:: 枠付き要素の記録 ::

◆ ◆ ◆

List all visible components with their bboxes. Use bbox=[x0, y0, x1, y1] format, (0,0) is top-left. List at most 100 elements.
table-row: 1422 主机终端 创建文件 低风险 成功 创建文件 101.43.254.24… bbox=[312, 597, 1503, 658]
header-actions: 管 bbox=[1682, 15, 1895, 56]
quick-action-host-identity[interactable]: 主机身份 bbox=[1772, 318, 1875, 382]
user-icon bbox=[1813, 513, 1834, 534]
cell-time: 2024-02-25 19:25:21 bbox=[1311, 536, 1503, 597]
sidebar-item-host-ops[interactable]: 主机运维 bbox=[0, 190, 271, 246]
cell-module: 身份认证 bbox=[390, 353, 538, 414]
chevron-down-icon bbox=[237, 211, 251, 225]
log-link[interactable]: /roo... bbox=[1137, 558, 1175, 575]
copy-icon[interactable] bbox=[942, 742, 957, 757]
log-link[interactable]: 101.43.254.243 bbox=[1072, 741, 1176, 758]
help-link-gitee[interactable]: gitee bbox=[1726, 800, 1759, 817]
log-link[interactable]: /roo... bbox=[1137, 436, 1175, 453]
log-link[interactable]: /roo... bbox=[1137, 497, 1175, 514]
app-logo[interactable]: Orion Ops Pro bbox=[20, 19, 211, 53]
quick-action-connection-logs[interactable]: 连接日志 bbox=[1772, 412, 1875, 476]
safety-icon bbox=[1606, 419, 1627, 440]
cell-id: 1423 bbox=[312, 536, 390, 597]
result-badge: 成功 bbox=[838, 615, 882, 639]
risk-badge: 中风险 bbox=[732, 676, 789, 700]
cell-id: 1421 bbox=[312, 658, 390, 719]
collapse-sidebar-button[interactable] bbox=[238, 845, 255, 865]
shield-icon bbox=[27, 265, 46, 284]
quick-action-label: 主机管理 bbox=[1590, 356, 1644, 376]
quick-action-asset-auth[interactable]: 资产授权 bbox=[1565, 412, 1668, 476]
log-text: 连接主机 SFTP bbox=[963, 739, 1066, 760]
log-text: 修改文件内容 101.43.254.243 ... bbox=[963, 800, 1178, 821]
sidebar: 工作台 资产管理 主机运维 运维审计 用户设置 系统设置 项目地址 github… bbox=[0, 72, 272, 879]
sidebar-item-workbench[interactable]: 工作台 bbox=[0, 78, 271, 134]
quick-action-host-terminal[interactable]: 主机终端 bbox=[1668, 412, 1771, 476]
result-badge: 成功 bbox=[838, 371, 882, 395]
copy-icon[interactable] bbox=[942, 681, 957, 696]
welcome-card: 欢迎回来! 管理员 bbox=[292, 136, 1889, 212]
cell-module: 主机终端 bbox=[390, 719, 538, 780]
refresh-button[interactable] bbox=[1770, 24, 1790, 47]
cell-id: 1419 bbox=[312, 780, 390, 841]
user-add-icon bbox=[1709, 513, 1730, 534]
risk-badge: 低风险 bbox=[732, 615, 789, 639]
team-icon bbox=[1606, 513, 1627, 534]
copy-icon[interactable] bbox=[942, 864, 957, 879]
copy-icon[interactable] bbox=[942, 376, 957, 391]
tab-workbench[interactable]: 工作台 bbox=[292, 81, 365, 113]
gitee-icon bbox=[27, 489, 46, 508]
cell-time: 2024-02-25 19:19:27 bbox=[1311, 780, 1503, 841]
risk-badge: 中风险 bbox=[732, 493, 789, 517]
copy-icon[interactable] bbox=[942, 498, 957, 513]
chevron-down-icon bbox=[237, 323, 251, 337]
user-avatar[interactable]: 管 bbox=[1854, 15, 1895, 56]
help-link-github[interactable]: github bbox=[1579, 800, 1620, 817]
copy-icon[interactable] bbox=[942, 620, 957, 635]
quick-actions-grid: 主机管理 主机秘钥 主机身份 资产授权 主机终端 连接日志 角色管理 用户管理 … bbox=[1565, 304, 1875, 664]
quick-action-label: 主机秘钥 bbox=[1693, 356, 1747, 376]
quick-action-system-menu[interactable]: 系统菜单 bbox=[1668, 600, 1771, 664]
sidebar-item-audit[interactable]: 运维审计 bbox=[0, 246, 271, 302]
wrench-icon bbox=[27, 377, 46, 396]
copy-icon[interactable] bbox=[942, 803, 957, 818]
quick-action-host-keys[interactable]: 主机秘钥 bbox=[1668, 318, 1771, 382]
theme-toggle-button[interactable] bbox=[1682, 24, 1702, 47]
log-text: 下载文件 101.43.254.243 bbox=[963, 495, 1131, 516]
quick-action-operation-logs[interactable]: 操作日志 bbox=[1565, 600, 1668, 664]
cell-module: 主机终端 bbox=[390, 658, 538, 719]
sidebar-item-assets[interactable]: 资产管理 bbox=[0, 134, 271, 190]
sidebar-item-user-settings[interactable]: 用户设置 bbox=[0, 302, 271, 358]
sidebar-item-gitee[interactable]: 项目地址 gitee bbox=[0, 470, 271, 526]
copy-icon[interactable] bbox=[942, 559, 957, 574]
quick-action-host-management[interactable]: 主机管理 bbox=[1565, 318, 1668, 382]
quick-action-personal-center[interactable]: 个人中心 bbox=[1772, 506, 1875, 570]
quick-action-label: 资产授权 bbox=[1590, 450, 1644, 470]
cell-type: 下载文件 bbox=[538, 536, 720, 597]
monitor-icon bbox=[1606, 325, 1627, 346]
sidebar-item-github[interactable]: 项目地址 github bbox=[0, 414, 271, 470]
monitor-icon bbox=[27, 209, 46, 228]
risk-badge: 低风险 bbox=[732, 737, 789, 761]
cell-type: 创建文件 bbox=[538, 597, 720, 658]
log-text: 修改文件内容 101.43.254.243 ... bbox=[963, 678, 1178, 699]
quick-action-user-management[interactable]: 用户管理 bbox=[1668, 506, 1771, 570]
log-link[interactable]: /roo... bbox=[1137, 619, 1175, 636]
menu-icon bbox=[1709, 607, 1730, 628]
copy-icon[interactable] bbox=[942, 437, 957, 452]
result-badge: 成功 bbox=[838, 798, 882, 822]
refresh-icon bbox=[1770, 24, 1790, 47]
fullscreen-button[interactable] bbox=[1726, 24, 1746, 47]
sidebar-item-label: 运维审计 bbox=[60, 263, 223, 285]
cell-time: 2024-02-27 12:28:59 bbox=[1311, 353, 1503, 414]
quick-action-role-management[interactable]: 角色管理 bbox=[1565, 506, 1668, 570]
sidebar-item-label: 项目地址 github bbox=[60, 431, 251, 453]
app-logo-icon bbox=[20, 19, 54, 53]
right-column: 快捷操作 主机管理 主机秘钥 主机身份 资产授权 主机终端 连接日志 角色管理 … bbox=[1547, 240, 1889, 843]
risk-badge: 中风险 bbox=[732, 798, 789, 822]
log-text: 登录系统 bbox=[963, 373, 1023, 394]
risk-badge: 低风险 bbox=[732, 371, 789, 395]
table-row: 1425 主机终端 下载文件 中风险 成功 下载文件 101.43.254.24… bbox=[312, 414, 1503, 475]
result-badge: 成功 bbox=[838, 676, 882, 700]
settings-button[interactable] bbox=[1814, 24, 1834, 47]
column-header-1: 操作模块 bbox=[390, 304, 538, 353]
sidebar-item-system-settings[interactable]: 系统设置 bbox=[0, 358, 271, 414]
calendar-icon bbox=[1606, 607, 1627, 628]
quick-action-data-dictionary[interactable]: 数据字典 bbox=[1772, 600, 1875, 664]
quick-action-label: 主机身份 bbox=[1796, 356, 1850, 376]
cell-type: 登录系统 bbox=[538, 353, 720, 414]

◆ ◆ ◆

上の記録をすべて、一字一句変えずにそのまま書き写してください。

:: 出力全文 ::
List all visible components with their bboxes. Use bbox=[x0, y0, x1, y1] format, (0,0) is top-left. List at most 100 elements.
table-row: 1422 主机终端 创建文件 低风险 成功 创建文件 101.43.254.24… bbox=[312, 597, 1503, 658]
header-actions: 管 bbox=[1682, 15, 1895, 56]
quick-action-host-identity[interactable]: 主机身份 bbox=[1772, 318, 1875, 382]
user-icon bbox=[1813, 513, 1834, 534]
cell-time: 2024-02-25 19:25:21 bbox=[1311, 536, 1503, 597]
sidebar-item-host-ops[interactable]: 主机运维 bbox=[0, 190, 271, 246]
cell-module: 身份认证 bbox=[390, 353, 538, 414]
chevron-down-icon bbox=[237, 211, 251, 225]
log-link[interactable]: /roo... bbox=[1137, 558, 1175, 575]
copy-icon[interactable] bbox=[942, 742, 957, 757]
log-link[interactable]: 101.43.254.243 bbox=[1072, 741, 1176, 758]
help-link-gitee[interactable]: gitee bbox=[1726, 800, 1759, 817]
log-link[interactable]: /roo... bbox=[1137, 436, 1175, 453]
log-link[interactable]: /roo... bbox=[1137, 497, 1175, 514]
app-logo[interactable]: Orion Ops Pro bbox=[20, 19, 211, 53]
quick-action-connection-logs[interactable]: 连接日志 bbox=[1772, 412, 1875, 476]
safety-icon bbox=[1606, 419, 1627, 440]
cell-id: 1423 bbox=[312, 536, 390, 597]
result-badge: 成功 bbox=[838, 615, 882, 639]
risk-badge: 中风险 bbox=[732, 676, 789, 700]
cell-id: 1421 bbox=[312, 658, 390, 719]
collapse-sidebar-button[interactable] bbox=[238, 845, 255, 865]
shield-icon bbox=[27, 265, 46, 284]
quick-action-label: 主机管理 bbox=[1590, 356, 1644, 376]
quick-action-asset-auth[interactable]: 资产授权 bbox=[1565, 412, 1668, 476]
log-text: 连接主机 SFTP bbox=[963, 739, 1066, 760]
log-text: 修改文件内容 101.43.254.243 ... bbox=[963, 800, 1178, 821]
sidebar: 工作台 资产管理 主机运维 运维审计 用户设置 系统设置 项目地址 github… bbox=[0, 72, 272, 879]
sidebar-item-workbench[interactable]: 工作台 bbox=[0, 78, 271, 134]
quick-action-host-terminal[interactable]: 主机终端 bbox=[1668, 412, 1771, 476]
result-badge: 成功 bbox=[838, 371, 882, 395]
copy-icon[interactable] bbox=[942, 681, 957, 696]
welcome-card: 欢迎回来! 管理员 bbox=[292, 136, 1889, 212]
cell-module: 主机终端 bbox=[390, 719, 538, 780]
refresh-button[interactable] bbox=[1770, 24, 1790, 47]
cell-id: 1419 bbox=[312, 780, 390, 841]
user-add-icon bbox=[1709, 513, 1730, 534]
risk-badge: 低风险 bbox=[732, 615, 789, 639]
team-icon bbox=[1606, 513, 1627, 534]
copy-icon[interactable] bbox=[942, 864, 957, 879]
copy-icon[interactable] bbox=[942, 376, 957, 391]
tab-workbench[interactable]: 工作台 bbox=[292, 81, 365, 113]
gitee-icon bbox=[27, 489, 46, 508]
cell-time: 2024-02-25 19:19:27 bbox=[1311, 780, 1503, 841]
risk-badge: 中风险 bbox=[732, 493, 789, 517]
copy-icon[interactable] bbox=[942, 498, 957, 513]
chevron-down-icon bbox=[237, 323, 251, 337]
user-avatar[interactable]: 管 bbox=[1854, 15, 1895, 56]
help-link-github[interactable]: github bbox=[1579, 800, 1620, 817]
copy-icon[interactable] bbox=[942, 620, 957, 635]
quick-actions-grid: 主机管理 主机秘钥 主机身份 资产授权 主机终端 连接日志 角色管理 用户管理 … bbox=[1565, 304, 1875, 664]
quick-action-label: 主机秘钥 bbox=[1693, 356, 1747, 376]
quick-action-system-menu[interactable]: 系统菜单 bbox=[1668, 600, 1771, 664]
sidebar-item-audit[interactable]: 运维审计 bbox=[0, 246, 271, 302]
wrench-icon bbox=[27, 377, 46, 396]
copy-icon[interactable] bbox=[942, 803, 957, 818]
quick-action-host-keys[interactable]: 主机秘钥 bbox=[1668, 318, 1771, 382]
theme-toggle-button[interactable] bbox=[1682, 24, 1702, 47]
log-text: 下载文件 101.43.254.243 bbox=[963, 495, 1131, 516]
quick-action-operation-logs[interactable]: 操作日志 bbox=[1565, 600, 1668, 664]
cell-module: 主机终端 bbox=[390, 658, 538, 719]
sidebar-item-assets[interactable]: 资产管理 bbox=[0, 134, 271, 190]
sidebar-item-user-settings[interactable]: 用户设置 bbox=[0, 302, 271, 358]
sidebar-item-gitee[interactable]: 项目地址 gitee bbox=[0, 470, 271, 526]
copy-icon[interactable] bbox=[942, 559, 957, 574]
quick-action-host-management[interactable]: 主机管理 bbox=[1565, 318, 1668, 382]
quick-action-personal-center[interactable]: 个人中心 bbox=[1772, 506, 1875, 570]
quick-action-label: 资产授权 bbox=[1590, 450, 1644, 470]
cell-type: 下载文件 bbox=[538, 536, 720, 597]
monitor-icon bbox=[1606, 325, 1627, 346]
sidebar-item-github[interactable]: 项目地址 github bbox=[0, 414, 271, 470]
monitor-icon bbox=[27, 209, 46, 228]
risk-badge: 低风险 bbox=[732, 737, 789, 761]
cell-type: 创建文件 bbox=[538, 597, 720, 658]
log-text: 修改文件内容 101.43.254.243 ... bbox=[963, 678, 1178, 699]
quick-action-user-management[interactable]: 用户管理 bbox=[1668, 506, 1771, 570]
log-link[interactable]: /roo... bbox=[1137, 619, 1175, 636]
menu-icon bbox=[1709, 607, 1730, 628]
copy-icon[interactable] bbox=[942, 437, 957, 452]
result-badge: 成功 bbox=[838, 798, 882, 822]
refresh-icon bbox=[1770, 24, 1790, 47]
fullscreen-button[interactable] bbox=[1726, 24, 1746, 47]
sidebar-item-label: 运维审计 bbox=[60, 263, 223, 285]
cell-time: 2024-02-27 12:28:59 bbox=[1311, 353, 1503, 414]
quick-action-role-management[interactable]: 角色管理 bbox=[1565, 506, 1668, 570]
sidebar-item-label: 项目地址 github bbox=[60, 431, 251, 453]
app-logo-icon bbox=[20, 19, 54, 53]
right-column: 快捷操作 主机管理 主机秘钥 主机身份 资产授权 主机终端 连接日志 角色管理 … bbox=[1547, 240, 1889, 843]
risk-badge: 中风险 bbox=[732, 798, 789, 822]
log-text: 登录系统 bbox=[963, 373, 1023, 394]
risk-badge: 低风险 bbox=[732, 371, 789, 395]
table-row: 1425 主机终端 下载文件 中风险 成功 下载文件 101.43.254.24… bbox=[312, 414, 1503, 475]
result-badge: 成功 bbox=[838, 676, 882, 700]
settings-button[interactable] bbox=[1814, 24, 1834, 47]
column-header-1: 操作模块 bbox=[390, 304, 538, 353]
sidebar-item-system-settings[interactable]: 系统设置 bbox=[0, 358, 271, 414]
calendar-icon bbox=[1606, 607, 1627, 628]
quick-action-data-dictionary[interactable]: 数据字典 bbox=[1772, 600, 1875, 664]
quick-action-label: 主机身份 bbox=[1796, 356, 1850, 376]
cell-type: 登录系统 bbox=[538, 353, 720, 414]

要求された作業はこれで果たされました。